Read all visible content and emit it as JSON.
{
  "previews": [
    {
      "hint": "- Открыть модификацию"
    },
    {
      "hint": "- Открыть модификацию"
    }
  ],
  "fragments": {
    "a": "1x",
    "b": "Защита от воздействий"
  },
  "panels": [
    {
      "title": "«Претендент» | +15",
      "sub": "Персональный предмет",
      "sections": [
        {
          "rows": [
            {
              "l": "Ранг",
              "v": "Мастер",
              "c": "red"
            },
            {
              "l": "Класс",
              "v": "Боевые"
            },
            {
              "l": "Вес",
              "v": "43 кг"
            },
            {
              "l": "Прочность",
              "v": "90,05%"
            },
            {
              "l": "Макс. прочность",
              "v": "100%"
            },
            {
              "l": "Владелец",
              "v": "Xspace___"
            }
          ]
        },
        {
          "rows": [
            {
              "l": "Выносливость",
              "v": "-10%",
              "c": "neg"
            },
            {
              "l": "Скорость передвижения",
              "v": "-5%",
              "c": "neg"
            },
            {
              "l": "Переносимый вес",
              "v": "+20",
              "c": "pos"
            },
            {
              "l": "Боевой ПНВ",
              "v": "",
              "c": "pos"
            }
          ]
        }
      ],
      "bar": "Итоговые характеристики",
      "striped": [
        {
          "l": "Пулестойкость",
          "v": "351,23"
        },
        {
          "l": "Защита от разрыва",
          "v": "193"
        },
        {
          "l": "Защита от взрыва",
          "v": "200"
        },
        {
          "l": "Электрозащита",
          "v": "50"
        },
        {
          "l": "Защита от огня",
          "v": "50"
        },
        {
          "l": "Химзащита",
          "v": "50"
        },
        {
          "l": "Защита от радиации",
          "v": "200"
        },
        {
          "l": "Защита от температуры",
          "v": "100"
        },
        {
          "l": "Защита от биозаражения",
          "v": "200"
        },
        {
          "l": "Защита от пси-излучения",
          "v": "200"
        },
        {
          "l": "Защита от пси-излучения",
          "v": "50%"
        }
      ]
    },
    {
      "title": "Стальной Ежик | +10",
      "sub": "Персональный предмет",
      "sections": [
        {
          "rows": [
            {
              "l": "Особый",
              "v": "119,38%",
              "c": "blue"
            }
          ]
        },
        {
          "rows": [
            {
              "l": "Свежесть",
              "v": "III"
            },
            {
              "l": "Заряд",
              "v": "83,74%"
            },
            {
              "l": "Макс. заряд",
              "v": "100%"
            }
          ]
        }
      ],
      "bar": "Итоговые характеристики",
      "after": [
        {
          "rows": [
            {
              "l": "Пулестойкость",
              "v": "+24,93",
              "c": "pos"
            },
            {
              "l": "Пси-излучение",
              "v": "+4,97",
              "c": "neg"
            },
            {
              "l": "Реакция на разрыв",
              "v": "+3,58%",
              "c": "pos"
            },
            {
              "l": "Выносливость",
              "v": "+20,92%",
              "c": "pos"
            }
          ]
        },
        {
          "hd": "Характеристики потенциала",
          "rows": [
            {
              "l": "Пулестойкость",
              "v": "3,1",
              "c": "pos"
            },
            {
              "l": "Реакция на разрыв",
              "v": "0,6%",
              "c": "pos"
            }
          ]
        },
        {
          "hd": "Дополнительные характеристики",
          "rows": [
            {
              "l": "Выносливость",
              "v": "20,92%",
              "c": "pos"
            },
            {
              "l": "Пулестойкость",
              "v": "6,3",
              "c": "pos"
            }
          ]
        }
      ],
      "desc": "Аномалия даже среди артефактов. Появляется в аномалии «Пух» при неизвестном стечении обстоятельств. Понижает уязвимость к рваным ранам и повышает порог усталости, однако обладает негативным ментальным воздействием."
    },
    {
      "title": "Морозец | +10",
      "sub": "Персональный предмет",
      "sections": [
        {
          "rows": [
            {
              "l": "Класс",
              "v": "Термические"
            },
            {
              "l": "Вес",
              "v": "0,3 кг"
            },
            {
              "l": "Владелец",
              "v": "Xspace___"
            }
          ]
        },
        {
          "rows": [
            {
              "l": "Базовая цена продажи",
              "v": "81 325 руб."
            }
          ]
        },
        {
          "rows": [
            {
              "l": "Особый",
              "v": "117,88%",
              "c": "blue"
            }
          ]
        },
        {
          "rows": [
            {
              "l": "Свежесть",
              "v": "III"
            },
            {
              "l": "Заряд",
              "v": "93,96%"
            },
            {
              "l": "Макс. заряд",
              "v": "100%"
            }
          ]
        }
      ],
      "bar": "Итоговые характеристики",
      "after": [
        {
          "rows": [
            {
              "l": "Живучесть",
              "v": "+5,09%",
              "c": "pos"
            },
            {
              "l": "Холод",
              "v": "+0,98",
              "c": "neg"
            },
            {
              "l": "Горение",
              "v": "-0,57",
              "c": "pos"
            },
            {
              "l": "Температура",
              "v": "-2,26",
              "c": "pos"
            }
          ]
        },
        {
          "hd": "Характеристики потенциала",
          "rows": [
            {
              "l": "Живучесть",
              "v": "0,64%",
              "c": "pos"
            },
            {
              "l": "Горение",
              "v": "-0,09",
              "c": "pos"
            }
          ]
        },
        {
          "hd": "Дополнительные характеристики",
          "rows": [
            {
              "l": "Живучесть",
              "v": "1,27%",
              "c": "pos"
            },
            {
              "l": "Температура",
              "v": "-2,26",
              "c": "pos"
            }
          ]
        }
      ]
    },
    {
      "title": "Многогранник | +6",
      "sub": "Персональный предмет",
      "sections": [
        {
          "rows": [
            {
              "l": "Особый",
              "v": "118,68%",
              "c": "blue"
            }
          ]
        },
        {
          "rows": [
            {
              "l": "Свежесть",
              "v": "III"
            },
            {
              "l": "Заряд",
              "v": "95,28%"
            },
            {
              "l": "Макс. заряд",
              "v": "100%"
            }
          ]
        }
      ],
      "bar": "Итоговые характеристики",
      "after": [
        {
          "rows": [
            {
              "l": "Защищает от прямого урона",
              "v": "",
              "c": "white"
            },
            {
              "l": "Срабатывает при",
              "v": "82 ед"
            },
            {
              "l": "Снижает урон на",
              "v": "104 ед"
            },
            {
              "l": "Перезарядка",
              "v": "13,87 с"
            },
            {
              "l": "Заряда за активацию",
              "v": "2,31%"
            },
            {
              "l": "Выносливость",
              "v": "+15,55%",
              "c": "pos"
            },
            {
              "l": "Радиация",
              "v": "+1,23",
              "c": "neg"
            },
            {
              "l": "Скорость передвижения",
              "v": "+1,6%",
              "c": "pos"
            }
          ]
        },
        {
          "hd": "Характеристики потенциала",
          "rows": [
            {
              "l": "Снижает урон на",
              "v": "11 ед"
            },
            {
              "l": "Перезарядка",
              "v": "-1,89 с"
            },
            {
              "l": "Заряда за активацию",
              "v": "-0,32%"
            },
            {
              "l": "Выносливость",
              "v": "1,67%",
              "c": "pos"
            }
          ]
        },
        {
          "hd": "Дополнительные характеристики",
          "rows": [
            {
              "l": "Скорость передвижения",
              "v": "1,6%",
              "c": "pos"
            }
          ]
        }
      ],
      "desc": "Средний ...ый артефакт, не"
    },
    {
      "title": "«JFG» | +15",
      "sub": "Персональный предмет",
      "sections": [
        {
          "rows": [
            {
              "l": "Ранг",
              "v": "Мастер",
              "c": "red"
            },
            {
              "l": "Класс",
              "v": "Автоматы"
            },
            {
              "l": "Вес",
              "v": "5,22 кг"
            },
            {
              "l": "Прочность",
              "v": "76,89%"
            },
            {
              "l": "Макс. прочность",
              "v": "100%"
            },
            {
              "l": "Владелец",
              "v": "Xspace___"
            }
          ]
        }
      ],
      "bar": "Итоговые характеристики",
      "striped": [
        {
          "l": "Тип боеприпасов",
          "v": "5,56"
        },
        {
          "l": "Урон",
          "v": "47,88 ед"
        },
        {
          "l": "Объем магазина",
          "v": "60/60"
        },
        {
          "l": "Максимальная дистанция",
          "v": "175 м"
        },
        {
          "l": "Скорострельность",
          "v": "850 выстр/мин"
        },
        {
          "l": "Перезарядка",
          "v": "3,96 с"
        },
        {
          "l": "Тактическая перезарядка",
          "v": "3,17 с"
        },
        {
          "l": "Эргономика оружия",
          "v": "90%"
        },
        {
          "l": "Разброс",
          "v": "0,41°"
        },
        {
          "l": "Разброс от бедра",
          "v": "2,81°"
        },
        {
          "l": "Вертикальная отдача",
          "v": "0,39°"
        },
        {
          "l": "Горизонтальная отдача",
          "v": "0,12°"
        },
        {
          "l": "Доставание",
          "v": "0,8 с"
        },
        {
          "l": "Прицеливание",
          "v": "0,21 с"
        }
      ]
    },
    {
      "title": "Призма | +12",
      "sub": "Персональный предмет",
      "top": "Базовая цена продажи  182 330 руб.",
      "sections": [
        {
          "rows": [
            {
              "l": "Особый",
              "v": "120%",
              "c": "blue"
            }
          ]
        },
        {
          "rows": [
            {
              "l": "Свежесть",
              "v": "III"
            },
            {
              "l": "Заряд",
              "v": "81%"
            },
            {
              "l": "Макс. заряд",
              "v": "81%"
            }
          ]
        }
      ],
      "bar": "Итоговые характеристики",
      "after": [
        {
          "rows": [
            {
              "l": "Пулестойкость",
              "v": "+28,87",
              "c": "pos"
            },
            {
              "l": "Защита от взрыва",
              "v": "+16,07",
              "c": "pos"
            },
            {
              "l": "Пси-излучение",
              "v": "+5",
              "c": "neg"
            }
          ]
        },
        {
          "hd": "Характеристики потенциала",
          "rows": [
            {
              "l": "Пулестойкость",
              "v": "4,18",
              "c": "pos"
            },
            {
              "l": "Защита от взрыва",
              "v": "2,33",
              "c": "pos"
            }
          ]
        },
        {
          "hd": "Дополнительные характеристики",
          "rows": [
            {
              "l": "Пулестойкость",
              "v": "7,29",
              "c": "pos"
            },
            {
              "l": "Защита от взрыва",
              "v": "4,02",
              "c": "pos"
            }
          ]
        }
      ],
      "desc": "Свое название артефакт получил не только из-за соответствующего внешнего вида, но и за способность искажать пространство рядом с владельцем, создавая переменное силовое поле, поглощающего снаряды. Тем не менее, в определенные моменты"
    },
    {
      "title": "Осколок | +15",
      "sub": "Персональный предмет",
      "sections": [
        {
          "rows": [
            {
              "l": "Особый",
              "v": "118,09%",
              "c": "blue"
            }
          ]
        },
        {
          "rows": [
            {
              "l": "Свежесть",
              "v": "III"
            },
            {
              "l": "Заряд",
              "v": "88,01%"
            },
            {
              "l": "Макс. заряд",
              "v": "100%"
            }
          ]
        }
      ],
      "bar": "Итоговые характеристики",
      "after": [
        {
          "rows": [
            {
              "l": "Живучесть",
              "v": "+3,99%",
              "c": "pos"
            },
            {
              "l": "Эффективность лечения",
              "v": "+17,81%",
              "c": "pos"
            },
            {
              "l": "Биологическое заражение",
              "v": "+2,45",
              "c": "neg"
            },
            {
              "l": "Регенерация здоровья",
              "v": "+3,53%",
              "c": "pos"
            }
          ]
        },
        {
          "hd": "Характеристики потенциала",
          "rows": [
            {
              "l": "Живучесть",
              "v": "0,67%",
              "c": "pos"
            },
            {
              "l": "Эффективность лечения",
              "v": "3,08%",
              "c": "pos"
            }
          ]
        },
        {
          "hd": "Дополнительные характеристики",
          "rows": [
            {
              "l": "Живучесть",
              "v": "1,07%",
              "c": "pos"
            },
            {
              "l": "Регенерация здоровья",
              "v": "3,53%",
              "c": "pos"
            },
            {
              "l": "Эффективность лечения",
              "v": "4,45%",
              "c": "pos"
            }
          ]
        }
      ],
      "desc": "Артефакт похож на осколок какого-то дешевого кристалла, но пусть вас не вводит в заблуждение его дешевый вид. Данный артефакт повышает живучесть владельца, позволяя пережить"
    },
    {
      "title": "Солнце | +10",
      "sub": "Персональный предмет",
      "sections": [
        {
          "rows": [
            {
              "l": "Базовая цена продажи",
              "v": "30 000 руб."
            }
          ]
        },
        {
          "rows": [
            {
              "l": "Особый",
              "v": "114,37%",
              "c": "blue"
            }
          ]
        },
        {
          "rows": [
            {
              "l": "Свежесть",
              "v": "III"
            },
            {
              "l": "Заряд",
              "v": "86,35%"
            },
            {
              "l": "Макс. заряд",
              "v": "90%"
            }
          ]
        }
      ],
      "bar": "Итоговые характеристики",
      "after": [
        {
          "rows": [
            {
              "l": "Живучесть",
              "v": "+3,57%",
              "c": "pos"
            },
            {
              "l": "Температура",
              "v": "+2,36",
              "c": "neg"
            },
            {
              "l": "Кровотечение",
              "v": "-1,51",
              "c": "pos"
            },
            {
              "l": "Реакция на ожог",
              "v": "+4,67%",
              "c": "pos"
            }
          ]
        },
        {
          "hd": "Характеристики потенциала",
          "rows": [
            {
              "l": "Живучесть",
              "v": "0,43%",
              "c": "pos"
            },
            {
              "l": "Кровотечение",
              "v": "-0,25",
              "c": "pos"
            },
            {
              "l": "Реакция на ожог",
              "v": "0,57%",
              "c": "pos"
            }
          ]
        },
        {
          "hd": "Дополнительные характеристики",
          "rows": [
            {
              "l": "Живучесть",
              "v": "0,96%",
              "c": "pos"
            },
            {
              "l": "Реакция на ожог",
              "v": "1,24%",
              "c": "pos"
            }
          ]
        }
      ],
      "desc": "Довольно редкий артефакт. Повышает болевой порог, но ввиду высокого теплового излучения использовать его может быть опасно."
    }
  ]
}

→ **Short task**:
Locate the word "порог" in the entries, and copy every line where it is found.

→ **Task response**:
      "desc": "Аномалия даже среди артефактов. Появляется в аномалии «Пух» при неизвестном стечении обстоятельств. Понижает уязвимость к рваным ранам и повышает порог усталости, однако обладает негативным ментальным воздействием."
      "desc": "Довольно редкий артефакт. Повышает болевой порог, но ввиду высокого теплового излучения использовать его может быть опасно."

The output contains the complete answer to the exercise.